The exercise: All of the entries need to be written out again, exactly as they are.
───── Input rows
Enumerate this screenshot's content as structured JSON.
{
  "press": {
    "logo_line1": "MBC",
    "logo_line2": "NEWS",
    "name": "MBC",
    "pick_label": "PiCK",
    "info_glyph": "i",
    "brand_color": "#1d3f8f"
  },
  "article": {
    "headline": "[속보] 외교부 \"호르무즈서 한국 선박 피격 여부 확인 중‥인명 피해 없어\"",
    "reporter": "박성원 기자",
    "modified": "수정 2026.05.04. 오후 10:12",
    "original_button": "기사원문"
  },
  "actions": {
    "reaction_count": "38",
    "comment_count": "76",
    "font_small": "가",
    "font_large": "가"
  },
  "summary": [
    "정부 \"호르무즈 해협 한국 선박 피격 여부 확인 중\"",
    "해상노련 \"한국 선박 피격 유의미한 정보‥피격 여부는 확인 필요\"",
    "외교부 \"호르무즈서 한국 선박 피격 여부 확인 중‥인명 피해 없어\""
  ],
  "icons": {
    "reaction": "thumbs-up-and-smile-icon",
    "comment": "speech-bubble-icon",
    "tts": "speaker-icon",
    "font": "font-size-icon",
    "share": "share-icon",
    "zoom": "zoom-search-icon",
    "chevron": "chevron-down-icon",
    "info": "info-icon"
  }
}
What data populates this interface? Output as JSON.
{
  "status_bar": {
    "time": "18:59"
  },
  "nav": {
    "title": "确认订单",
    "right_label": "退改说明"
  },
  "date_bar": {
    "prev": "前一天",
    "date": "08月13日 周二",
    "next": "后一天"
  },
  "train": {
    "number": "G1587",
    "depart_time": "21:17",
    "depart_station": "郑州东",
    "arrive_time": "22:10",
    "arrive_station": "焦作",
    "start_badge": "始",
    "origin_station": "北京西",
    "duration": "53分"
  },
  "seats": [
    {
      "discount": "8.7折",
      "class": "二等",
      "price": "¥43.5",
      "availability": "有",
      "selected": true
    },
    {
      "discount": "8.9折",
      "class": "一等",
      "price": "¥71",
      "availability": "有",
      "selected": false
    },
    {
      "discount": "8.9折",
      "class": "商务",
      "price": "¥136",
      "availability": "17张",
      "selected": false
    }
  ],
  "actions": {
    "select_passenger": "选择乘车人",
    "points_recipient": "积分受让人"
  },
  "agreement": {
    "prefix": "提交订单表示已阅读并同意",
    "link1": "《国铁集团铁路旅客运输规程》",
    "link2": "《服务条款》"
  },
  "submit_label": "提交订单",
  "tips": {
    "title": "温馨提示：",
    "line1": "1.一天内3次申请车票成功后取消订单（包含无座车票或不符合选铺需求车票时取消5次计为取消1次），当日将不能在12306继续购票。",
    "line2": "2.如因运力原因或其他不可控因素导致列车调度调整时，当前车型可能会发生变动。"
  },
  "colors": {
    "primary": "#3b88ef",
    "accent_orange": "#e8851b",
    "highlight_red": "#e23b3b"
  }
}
──────────
Answer in full:
Enumerate this screenshot's content as structured JSON.
{
  "press": {
    "logo_line1": "MBC",
    "logo_line2": "NEWS",
    "name": "MBC",
    "pick_label": "PiCK",
    "info_glyph": "i",
    "brand_color": "#1d3f8f"
  },
  "article": {
    "headline": "[속보] 외교부 \"호르무즈서 한국 선박 피격 여부 확인 중‥인명 피해 없어\"",
    "reporter": "박성원 기자",
    "modified": "수정 2026.05.04. 오후 10:12",
    "original_button": "기사원문"
  },
  "actions": {
    "reaction_count": "38",
    "comment_count": "76",
    "font_small": "가",
    "font_large": "가"
  },
  "summary": [
    "정부 \"호르무즈 해협 한국 선박 피격 여부 확인 중\"",
    "해상노련 \"한국 선박 피격 유의미한 정보‥피격 여부는 확인 필요\"",
    "외교부 \"호르무즈서 한국 선박 피격 여부 확인 중‥인명 피해 없어\""
  ],
  "icons": {
    "reaction": "thumbs-up-and-smile-icon",
    "comment": "speech-bubble-icon",
    "tts": "speaker-icon",
    "font": "font-size-icon",
    "share": "share-icon",
    "zoom": "zoom-search-icon",
    "chevron": "chevron-down-icon",
    "info": "info-icon"
  }
}
What data populates this interface? Output as JSON.
{
  "status_bar": {
    "time": "18:59"
  },
  "nav": {
    "title": "确认订单",
    "right_label": "退改说明"
  },
  "date_bar": {
    "prev": "前一天",
    "date": "08月13日 周二",
    "next": "后一天"
  },
  "train": {
    "number": "G1587",
    "depart_time": "21:17",
    "depart_station": "郑州东",
    "arrive_time": "22:10",
    "arrive_station": "焦作",
    "start_badge": "始",
    "origin_station": "北京西",
    "duration": "53分"
  },
  "seats": [
    {
      "discount": "8.7折",
      "class": "二等",
      "price": "¥43.5",
      "availability": "有",
      "selected": true
    },
    {
      "discount": "8.9折",
      "class": "一等",
      "price": "¥71",
      "availability": "有",
      "selected": false
    },
    {
      "discount": "8.9折",
      "class": "商务",
      "price": "¥136",
      "availability": "17张",
      "selected": false
    }
  ],
  "actions": {
    "select_passenger": "选择乘车人",
    "points_recipient": "积分受让人"
  },
  "agreement": {
    "prefix": "提交订单表示已阅读并同意",
    "link1": "《国铁集团铁路旅客运输规程》",
    "link2": "《服务条款》"
  },
  "submit_label": "提交订单",
  "tips": {
    "title": "温馨提示：",
    "line1": "1.一天内3次申请车票成功后取消订单（包含无座车票或不符合选铺需求车票时取消5次计为取消1次），当日将不能在12306继续购票。",
    "line2": "2.如因运力原因或其他不可控因素导致列车调度调整时，当前车型可能会发生变动。"
  },
  "colors": {
    "primary": "#3b88ef",
    "accent_orange": "#e8851b",
    "highlight_red": "#e23b3b"
  }
}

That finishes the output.